→ **Your instructions**
Extract every line of the material below and reproduce each one verbatim, without any changes.

(Coordinate annotation material)
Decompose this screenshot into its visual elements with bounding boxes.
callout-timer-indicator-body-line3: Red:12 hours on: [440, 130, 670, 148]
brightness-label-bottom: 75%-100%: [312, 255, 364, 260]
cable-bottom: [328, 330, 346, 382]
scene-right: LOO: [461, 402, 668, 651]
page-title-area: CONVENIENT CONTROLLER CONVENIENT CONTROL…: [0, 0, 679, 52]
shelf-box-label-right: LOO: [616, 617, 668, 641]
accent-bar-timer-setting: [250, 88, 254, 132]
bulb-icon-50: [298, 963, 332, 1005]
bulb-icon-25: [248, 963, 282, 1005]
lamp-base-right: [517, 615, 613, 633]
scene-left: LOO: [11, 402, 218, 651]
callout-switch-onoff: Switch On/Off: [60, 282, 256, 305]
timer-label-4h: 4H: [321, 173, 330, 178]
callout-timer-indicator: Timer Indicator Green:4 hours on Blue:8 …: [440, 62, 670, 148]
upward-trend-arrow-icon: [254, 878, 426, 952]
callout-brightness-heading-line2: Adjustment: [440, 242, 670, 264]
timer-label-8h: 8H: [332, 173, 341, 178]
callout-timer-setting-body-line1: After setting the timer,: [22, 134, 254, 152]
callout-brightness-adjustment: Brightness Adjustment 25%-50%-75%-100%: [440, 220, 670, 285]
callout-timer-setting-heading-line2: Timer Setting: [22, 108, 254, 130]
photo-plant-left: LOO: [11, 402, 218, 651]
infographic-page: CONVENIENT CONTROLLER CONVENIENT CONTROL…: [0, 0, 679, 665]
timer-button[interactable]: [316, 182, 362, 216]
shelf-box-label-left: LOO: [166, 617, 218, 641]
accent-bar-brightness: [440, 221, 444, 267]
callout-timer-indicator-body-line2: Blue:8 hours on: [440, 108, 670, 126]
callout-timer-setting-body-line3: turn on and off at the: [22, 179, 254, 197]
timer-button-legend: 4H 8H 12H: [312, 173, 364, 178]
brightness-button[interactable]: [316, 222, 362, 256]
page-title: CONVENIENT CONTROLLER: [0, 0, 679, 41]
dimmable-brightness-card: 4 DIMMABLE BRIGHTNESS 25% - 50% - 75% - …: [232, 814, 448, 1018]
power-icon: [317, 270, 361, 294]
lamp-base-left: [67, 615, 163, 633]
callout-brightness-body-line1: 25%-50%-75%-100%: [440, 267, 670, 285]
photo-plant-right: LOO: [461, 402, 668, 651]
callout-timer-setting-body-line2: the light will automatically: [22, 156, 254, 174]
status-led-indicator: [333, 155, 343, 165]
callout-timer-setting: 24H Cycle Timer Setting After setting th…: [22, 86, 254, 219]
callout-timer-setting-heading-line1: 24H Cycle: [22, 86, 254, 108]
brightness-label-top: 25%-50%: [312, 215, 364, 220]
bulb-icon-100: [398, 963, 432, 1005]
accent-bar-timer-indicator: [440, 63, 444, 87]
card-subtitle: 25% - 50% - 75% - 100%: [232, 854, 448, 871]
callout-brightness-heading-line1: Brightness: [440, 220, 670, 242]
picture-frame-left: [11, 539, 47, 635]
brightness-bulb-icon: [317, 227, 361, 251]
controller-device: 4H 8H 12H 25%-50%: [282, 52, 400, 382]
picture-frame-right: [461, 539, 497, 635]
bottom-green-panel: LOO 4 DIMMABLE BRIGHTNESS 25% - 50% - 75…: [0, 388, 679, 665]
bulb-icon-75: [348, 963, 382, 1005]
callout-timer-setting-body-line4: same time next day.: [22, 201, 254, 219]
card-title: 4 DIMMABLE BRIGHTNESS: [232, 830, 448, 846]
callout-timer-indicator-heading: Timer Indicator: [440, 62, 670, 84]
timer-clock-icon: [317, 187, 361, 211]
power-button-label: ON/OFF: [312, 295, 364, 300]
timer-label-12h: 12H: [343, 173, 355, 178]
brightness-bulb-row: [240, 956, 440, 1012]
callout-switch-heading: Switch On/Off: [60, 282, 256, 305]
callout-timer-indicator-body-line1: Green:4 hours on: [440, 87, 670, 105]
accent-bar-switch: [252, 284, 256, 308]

→ **Right answer**
Decompose this screenshot into its visual elements with bounding boxes.
callout-timer-indicator-body-line3: Red:12 hours on: [440, 130, 670, 148]
brightness-label-bottom: 75%-100%: [312, 255, 364, 260]
cable-bottom: [328, 330, 346, 382]
scene-right: LOO: [461, 402, 668, 651]
page-title-area: CONVENIENT CONTROLLER CONVENIENT CONTROL…: [0, 0, 679, 52]
shelf-box-label-right: LOO: [616, 617, 668, 641]
accent-bar-timer-setting: [250, 88, 254, 132]
bulb-icon-50: [298, 963, 332, 1005]
bulb-icon-25: [248, 963, 282, 1005]
lamp-base-right: [517, 615, 613, 633]
scene-left: LOO: [11, 402, 218, 651]
callout-switch-onoff: Switch On/Off: [60, 282, 256, 305]
timer-label-4h: 4H: [321, 173, 330, 178]
callout-timer-indicator: Timer Indicator Green:4 hours on Blue:8 …: [440, 62, 670, 148]
upward-trend-arrow-icon: [254, 878, 426, 952]
callout-brightness-heading-line2: Adjustment: [440, 242, 670, 264]
timer-label-8h: 8H: [332, 173, 341, 178]
callout-timer-setting-body-line1: After setting the timer,: [22, 134, 254, 152]
callout-brightness-adjustment: Brightness Adjustment 25%-50%-75%-100%: [440, 220, 670, 285]
callout-timer-setting-heading-line2: Timer Setting: [22, 108, 254, 130]
photo-plant-left: LOO: [11, 402, 218, 651]
infographic-page: CONVENIENT CONTROLLER CONVENIENT CONTROL…: [0, 0, 679, 665]
timer-button[interactable]: [316, 182, 362, 216]
shelf-box-label-left: LOO: [166, 617, 218, 641]
accent-bar-brightness: [440, 221, 444, 267]
callout-timer-indicator-body-line2: Blue:8 hours on: [440, 108, 670, 126]
callout-timer-setting-body-line3: turn on and off at the: [22, 179, 254, 197]
timer-button-legend: 4H 8H 12H: [312, 173, 364, 178]
brightness-button[interactable]: [316, 222, 362, 256]
page-title: CONVENIENT CONTROLLER: [0, 0, 679, 41]
dimmable-brightness-card: 4 DIMMABLE BRIGHTNESS 25% - 50% - 75% - …: [232, 814, 448, 1018]
power-icon: [317, 270, 361, 294]
lamp-base-left: [67, 615, 163, 633]
callout-brightness-body-line1: 25%-50%-75%-100%: [440, 267, 670, 285]
photo-plant-right: LOO: [461, 402, 668, 651]
callout-timer-setting-body-line2: the light will automatically: [22, 156, 254, 174]
status-led-indicator: [333, 155, 343, 165]
callout-timer-setting: 24H Cycle Timer Setting After setting th…: [22, 86, 254, 219]
callout-timer-setting-heading-line1: 24H Cycle: [22, 86, 254, 108]
brightness-label-top: 25%-50%: [312, 215, 364, 220]
bulb-icon-100: [398, 963, 432, 1005]
accent-bar-timer-indicator: [440, 63, 444, 87]
card-subtitle: 25% - 50% - 75% - 100%: [232, 854, 448, 871]
callout-brightness-heading-line1: Brightness: [440, 220, 670, 242]
picture-frame-left: [11, 539, 47, 635]
brightness-bulb-icon: [317, 227, 361, 251]
controller-device: 4H 8H 12H 25%-50%: [282, 52, 400, 382]
picture-frame-right: [461, 539, 497, 635]
bottom-green-panel: LOO 4 DIMMABLE BRIGHTNESS 25% - 50% - 75…: [0, 388, 679, 665]
bulb-icon-75: [348, 963, 382, 1005]
callout-timer-setting-body-line4: same time next day.: [22, 201, 254, 219]
card-title: 4 DIMMABLE BRIGHTNESS: [232, 830, 448, 846]
callout-timer-indicator-heading: Timer Indicator: [440, 62, 670, 84]
timer-clock-icon: [317, 187, 361, 211]
power-button-label: ON/OFF: [312, 295, 364, 300]
timer-label-12h: 12H: [343, 173, 355, 178]
brightness-bulb-row: [240, 956, 440, 1012]
callout-switch-heading: Switch On/Off: [60, 282, 256, 305]
callout-timer-indicator-body-line1: Green:4 hours on: [440, 87, 670, 105]
accent-bar-switch: [252, 284, 256, 308]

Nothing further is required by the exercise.